### Brief
Word for word, transcribe the lines below and drop the pictures.

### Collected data
** Start **

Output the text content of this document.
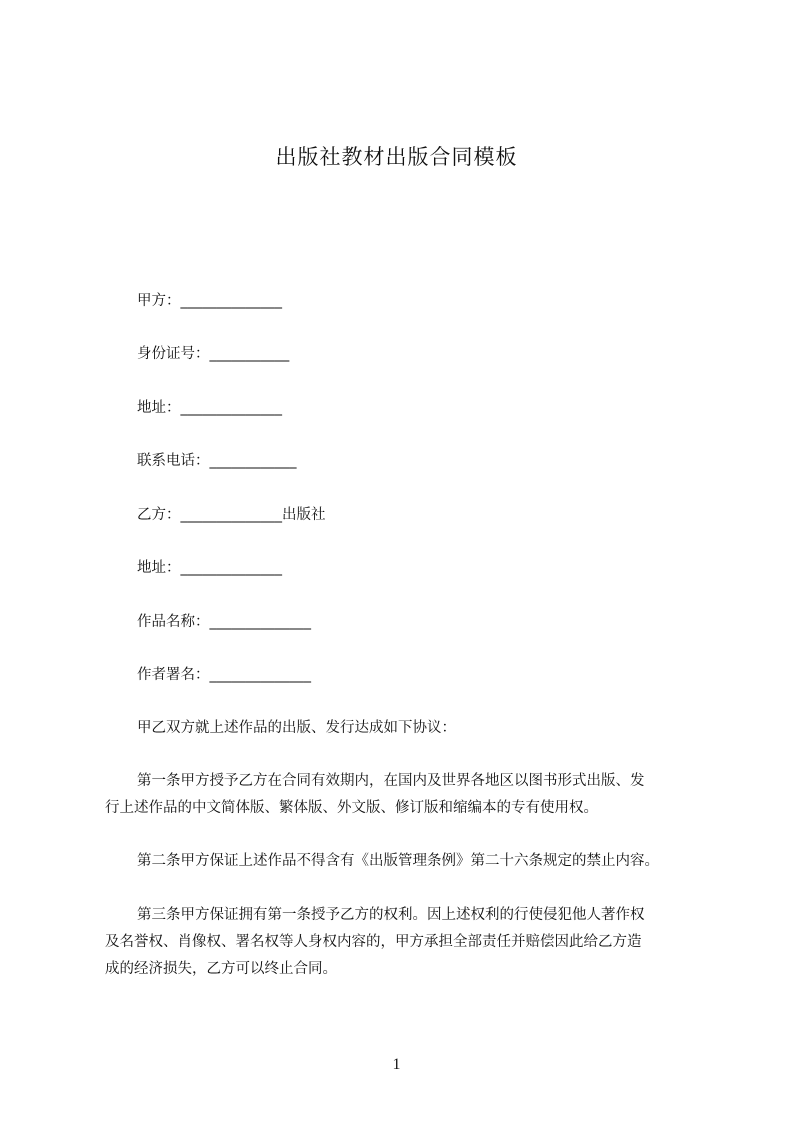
出版社教材出版合同模板
甲方：______________
身份证号：___________
地址：______________
联系电话：____________
乙方：______________出版社
地址：______________
作品名称：______________
作者署名：______________
甲乙双方就上述作品的出版、发行达成如下协议：
第一条甲方授予乙方在合同有效期内，在国内及世界各地区以图书形式出版、发
行上述作品的中文简体版、繁体版、外文版、修订版和缩编本的专有使用权。
第二条甲方保证上述作品不得含有《出版管理条例》第二十六条规定的禁止内容。
第三条甲方保证拥有第一条授予乙方的权利。因上述权利的行使侵犯他人著作权
及名誉权、肖像权、署名权等人身权内容的，甲方承担全部责任并赔偿因此给乙方造
成的经济损失，乙方可以终止合同。
1
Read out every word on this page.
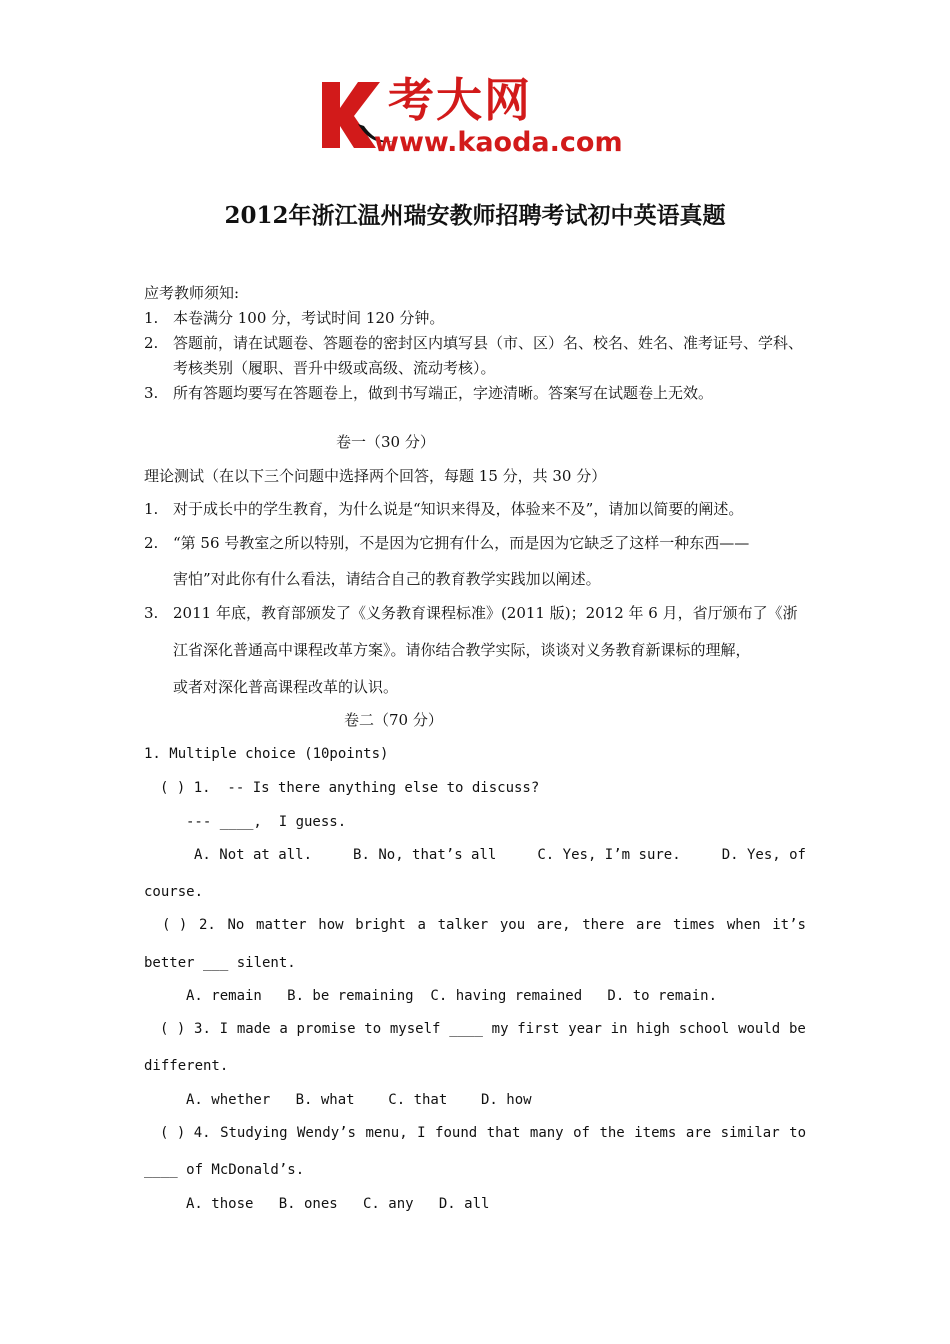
考大网
www.kaoda.com
2012年浙江温州瑞安教师招聘考试初中英语真题
应考教师须知:
1. 本卷满分 100 分，考试时间 120 分钟。
2. 答题前，请在试题卷、答题卷的密封区内填写县（市、区）名、校名、姓名、准考证号、学科、
考核类别（履职、晋升中级或高级、流动考核）。
3. 所有答题均要写在答题卷上，做到书写端正，字迹清晰。答案写在试题卷上无效。
卷一（30 分）
理论测试（在以下三个问题中选择两个回答，每题 15 分，共 30 分）
1. 对于成长中的学生教育，为什么说是“知识来得及，体验来不及”，请加以简要的阐述。
2. “第 56 号教室之所以特别，不是因为它拥有什么，而是因为它缺乏了这样一种东西——
害怕”对此你有什么看法，请结合自己的教育教学实践加以阐述。
3. 2011 年底，教育部颁发了《义务教育课程标准》(2011 版)；2012 年 6 月，省厅颁布了《浙
江省深化普通高中课程改革方案》。请你结合教学实际，谈谈对义务教育新课标的理解，
或者对深化普高课程改革的认识。
卷二（70 分）
1. Multiple choice (10points)
( ) 1.  -- Is there anything else to discuss?
--- ____,  I guess.
A. Not at all.	B. No, that’s all	C. Yes, I’m sure.	D. Yes, of
course.
( ) 2. No matter how bright a talker you are, there are times when it’s
better ___ silent.
A. remain   B. be remaining  C. having remained   D. to remain.
( ) 3. I made a promise to myself ____ my first year in high school would be
different.
A. whether   B. what    C. that    D. how
( ) 4. Studying Wendy’s menu, I found that many of the items are similar to
____ of McDonald’s.
A. those   B. ones   C. any   D. all
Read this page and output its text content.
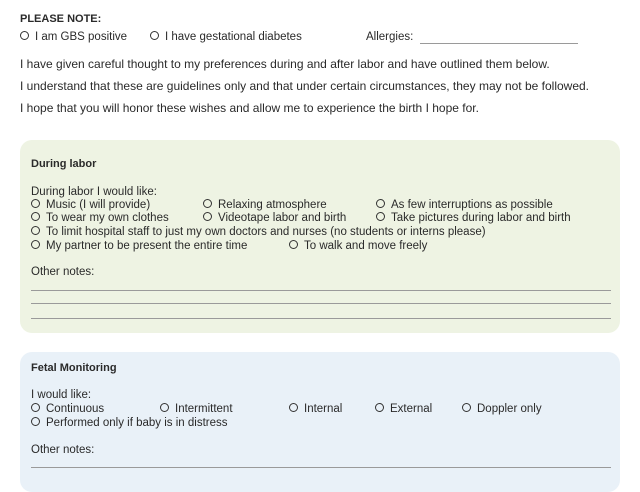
PLEASE NOTE:
I am GBS positive	I have gestational diabetes	Allergies:
I have given careful thought to my preferences during and after labor and have outlined them below.
I understand that these are guidelines only and that under certain circumstances, they may not be followed.
I hope that you will honor these wishes and allow me to experience the birth I hope for.
During labor
During labor I would like:
Music (I will provide)	Relaxing atmosphere	As few interruptions as possible
To wear my own clothes	Videotape labor and birth	Take pictures during labor and birth
To limit hospital staff to just my own doctors and nurses (no students or interns please)
My partner to be present the entire time	To walk and move freely
Other notes:
Fetal Monitoring
I would like:
Continuous	Intermittent	Internal	External	Doppler only
Performed only if baby is in distress
Other notes:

** End **

### Result for this exercise
Output the text content of this document.
出版社教材出版合同模板
甲方：______________
身份证号：___________
地址：______________
联系电话：____________
乙方：______________出版社
地址：______________
作品名称：______________
作者署名：______________
甲乙双方就上述作品的出版、发行达成如下协议：
第一条甲方授予乙方在合同有效期内，在国内及世界各地区以图书形式出版、发
行上述作品的中文简体版、繁体版、外文版、修订版和缩编本的专有使用权。
第二条甲方保证上述作品不得含有《出版管理条例》第二十六条规定的禁止内容。
第三条甲方保证拥有第一条授予乙方的权利。因上述权利的行使侵犯他人著作权
及名誉权、肖像权、署名权等人身权内容的，甲方承担全部责任并赔偿因此给乙方造
成的经济损失，乙方可以终止合同。
1
Read out every word on this page.
考大网
www.kaoda.com
2012年浙江温州瑞安教师招聘考试初中英语真题
应考教师须知:
1. 本卷满分 100 分，考试时间 120 分钟。
2. 答题前，请在试题卷、答题卷的密封区内填写县（市、区）名、校名、姓名、准考证号、学科、
考核类别（履职、晋升中级或高级、流动考核）。
3. 所有答题均要写在答题卷上，做到书写端正，字迹清晰。答案写在试题卷上无效。
卷一（30 分）
理论测试（在以下三个问题中选择两个回答，每题 15 分，共 30 分）
1. 对于成长中的学生教育，为什么说是“知识来得及，体验来不及”，请加以简要的阐述。
2. “第 56 号教室之所以特别，不是因为它拥有什么，而是因为它缺乏了这样一种东西——
害怕”对此你有什么看法，请结合自己的教育教学实践加以阐述。
3. 2011 年底，教育部颁发了《义务教育课程标准》(2011 版)；2012 年 6 月，省厅颁布了《浙
江省深化普通高中课程改革方案》。请你结合教学实际，谈谈对义务教育新课标的理解，
或者对深化普高课程改革的认识。
卷二（70 分）
1. Multiple choice (10points)
( ) 1.  -- Is there anything else to discuss?
--- ____,  I guess.
A. Not at all.	B. No, that’s all	C. Yes, I’m sure.	D. Yes, of
course.
( ) 2. No matter how bright a talker you are, there are times when it’s
better ___ silent.
A. remain   B. be remaining  C. having remained   D. to remain.
( ) 3. I made a promise to myself ____ my first year in high school would be
different.
A. whether   B. what    C. that    D. how
( ) 4. Studying Wendy’s menu, I found that many of the items are similar to
____ of McDonald’s.
A. those   B. ones   C. any   D. all
Read this page and output its text content.
PLEASE NOTE:
I am GBS positive	I have gestational diabetes	Allergies:
I have given careful thought to my preferences during and after labor and have outlined them below.
I understand that these are guidelines only and that under certain circumstances, they may not be followed.
I hope that you will honor these wishes and allow me to experience the birth I hope for.
During labor
During labor I would like:
Music (I will provide)	Relaxing atmosphere	As few interruptions as possible
To wear my own clothes	Videotape labor and birth	Take pictures during labor and birth
To limit hospital staff to just my own doctors and nurses (no students or interns please)
My partner to be present the entire time	To walk and move freely
Other notes:
Fetal Monitoring
I would like:
Continuous	Intermittent	Internal	External	Doppler only
Performed only if baby is in distress
Other notes:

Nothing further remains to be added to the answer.